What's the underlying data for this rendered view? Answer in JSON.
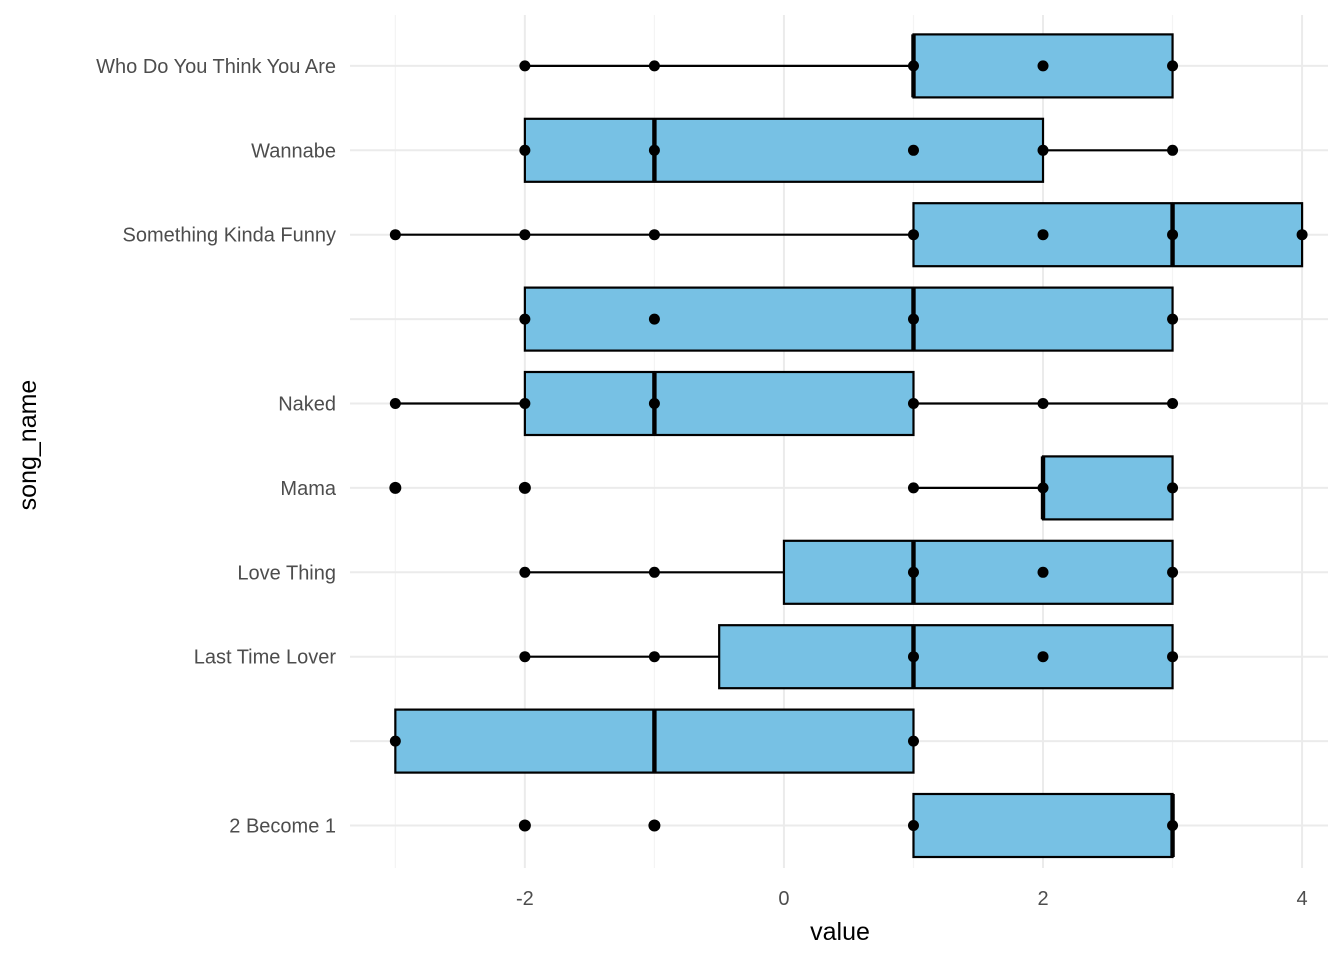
{
  "chart_data": {
    "type": "boxplot",
    "orientation": "horizontal",
    "xlabel": "value",
    "ylabel": "song_name",
    "xlim": [
      -3.35,
      4.2
    ],
    "x_ticks": [
      -2,
      0,
      2,
      4
    ],
    "x_tick_labels": [
      "-2",
      "0",
      "2",
      "4"
    ],
    "grid": true,
    "colors": {
      "box_fill": "#77C1E4",
      "stroke": "#000000",
      "grid_major": "#EBEBEB",
      "grid_minor": "#F4F4F4"
    },
    "categories": [
      {
        "label": "2 Become 1",
        "box": {
          "q1": 1,
          "median": 3,
          "q3": 3,
          "whisker_low": 1,
          "whisker_high": 3
        },
        "outliers": [
          -2,
          -1
        ],
        "points": [
          -2,
          -1,
          1,
          3
        ]
      },
      {
        "label": "",
        "box": {
          "q1": -3,
          "median": -1,
          "q3": 1,
          "whisker_low": -3,
          "whisker_high": 1
        },
        "outliers": [],
        "points": [
          -3,
          1
        ]
      },
      {
        "label": "Last Time Lover",
        "box": {
          "q1": -0.5,
          "median": 1,
          "q3": 3,
          "whisker_low": -2,
          "whisker_high": 3
        },
        "outliers": [],
        "points": [
          -2,
          -1,
          1,
          2,
          3
        ]
      },
      {
        "label": "Love Thing",
        "box": {
          "q1": 0,
          "median": 1,
          "q3": 3,
          "whisker_low": -2,
          "whisker_high": 3
        },
        "outliers": [],
        "points": [
          -2,
          -1,
          1,
          2,
          3
        ]
      },
      {
        "label": "Mama",
        "box": {
          "q1": 2,
          "median": 2,
          "q3": 3,
          "whisker_low": 1,
          "whisker_high": 3
        },
        "outliers": [
          -3,
          -2
        ],
        "points": [
          -3,
          -2,
          1,
          2,
          3
        ]
      },
      {
        "label": "Naked",
        "box": {
          "q1": -2,
          "median": -1,
          "q3": 1,
          "whisker_low": -3,
          "whisker_high": 3
        },
        "outliers": [],
        "points": [
          -3,
          -2,
          -1,
          1,
          2,
          3
        ]
      },
      {
        "label": "",
        "box": {
          "q1": -2,
          "median": 1,
          "q3": 3,
          "whisker_low": -2,
          "whisker_high": 3
        },
        "outliers": [],
        "points": [
          -2,
          -1,
          1,
          3
        ]
      },
      {
        "label": "Something Kinda Funny",
        "box": {
          "q1": 1,
          "median": 3,
          "q3": 4,
          "whisker_low": -3,
          "whisker_high": 4
        },
        "outliers": [],
        "points": [
          -3,
          -2,
          -1,
          1,
          2,
          3,
          4
        ]
      },
      {
        "label": "Wannabe",
        "box": {
          "q1": -2,
          "median": -1,
          "q3": 2,
          "whisker_low": -2,
          "whisker_high": 3
        },
        "outliers": [],
        "points": [
          -2,
          -1,
          1,
          2,
          3
        ]
      },
      {
        "label": "Who Do You Think You Are",
        "box": {
          "q1": 1,
          "median": 1,
          "q3": 3,
          "whisker_low": -2,
          "whisker_high": 3
        },
        "outliers": [],
        "points": [
          -2,
          -1,
          1,
          2,
          3
        ]
      }
    ]
  }
}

==========

# Job
Write out the entries above verbatim; the pictures do not belong in your copy.

# Result of this task
What's the underlying data for this rendered view? Answer in JSON.
{
  "chart_data": {
    "type": "boxplot",
    "orientation": "horizontal",
    "xlabel": "value",
    "ylabel": "song_name",
    "xlim": [
      -3.35,
      4.2
    ],
    "x_ticks": [
      -2,
      0,
      2,
      4
    ],
    "x_tick_labels": [
      "-2",
      "0",
      "2",
      "4"
    ],
    "grid": true,
    "colors": {
      "box_fill": "#77C1E4",
      "stroke": "#000000",
      "grid_major": "#EBEBEB",
      "grid_minor": "#F4F4F4"
    },
    "categories": [
      {
        "label": "2 Become 1",
        "box": {
          "q1": 1,
          "median": 3,
          "q3": 3,
          "whisker_low": 1,
          "whisker_high": 3
        },
        "outliers": [
          -2,
          -1
        ],
        "points": [
          -2,
          -1,
          1,
          3
        ]
      },
      {
        "label": "",
        "box": {
          "q1": -3,
          "median": -1,
          "q3": 1,
          "whisker_low": -3,
          "whisker_high": 1
        },
        "outliers": [],
        "points": [
          -3,
          1
        ]
      },
      {
        "label": "Last Time Lover",
        "box": {
          "q1": -0.5,
          "median": 1,
          "q3": 3,
          "whisker_low": -2,
          "whisker_high": 3
        },
        "outliers": [],
        "points": [
          -2,
          -1,
          1,
          2,
          3
        ]
      },
      {
        "label": "Love Thing",
        "box": {
          "q1": 0,
          "median": 1,
          "q3": 3,
          "whisker_low": -2,
          "whisker_high": 3
        },
        "outliers": [],
        "points": [
          -2,
          -1,
          1,
          2,
          3
        ]
      },
      {
        "label": "Mama",
        "box": {
          "q1": 2,
          "median": 2,
          "q3": 3,
          "whisker_low": 1,
          "whisker_high": 3
        },
        "outliers": [
          -3,
          -2
        ],
        "points": [
          -3,
          -2,
          1,
          2,
          3
        ]
      },
      {
        "label": "Naked",
        "box": {
          "q1": -2,
          "median": -1,
          "q3": 1,
          "whisker_low": -3,
          "whisker_high": 3
        },
        "outliers": [],
        "points": [
          -3,
          -2,
          -1,
          1,
          2,
          3
        ]
      },
      {
        "label": "",
        "box": {
          "q1": -2,
          "median": 1,
          "q3": 3,
          "whisker_low": -2,
          "whisker_high": 3
        },
        "outliers": [],
        "points": [
          -2,
          -1,
          1,
          3
        ]
      },
      {
        "label": "Something Kinda Funny",
        "box": {
          "q1": 1,
          "median": 3,
          "q3": 4,
          "whisker_low": -3,
          "whisker_high": 4
        },
        "outliers": [],
        "points": [
          -3,
          -2,
          -1,
          1,
          2,
          3,
          4
        ]
      },
      {
        "label": "Wannabe",
        "box": {
          "q1": -2,
          "median": -1,
          "q3": 2,
          "whisker_low": -2,
          "whisker_high": 3
        },
        "outliers": [],
        "points": [
          -2,
          -1,
          1,
          2,
          3
        ]
      },
      {
        "label": "Who Do You Think You Are",
        "box": {
          "q1": 1,
          "median": 1,
          "q3": 3,
          "whisker_low": -2,
          "whisker_high": 3
        },
        "outliers": [],
        "points": [
          -2,
          -1,
          1,
          2,
          3
        ]
      }
    ]
  }
}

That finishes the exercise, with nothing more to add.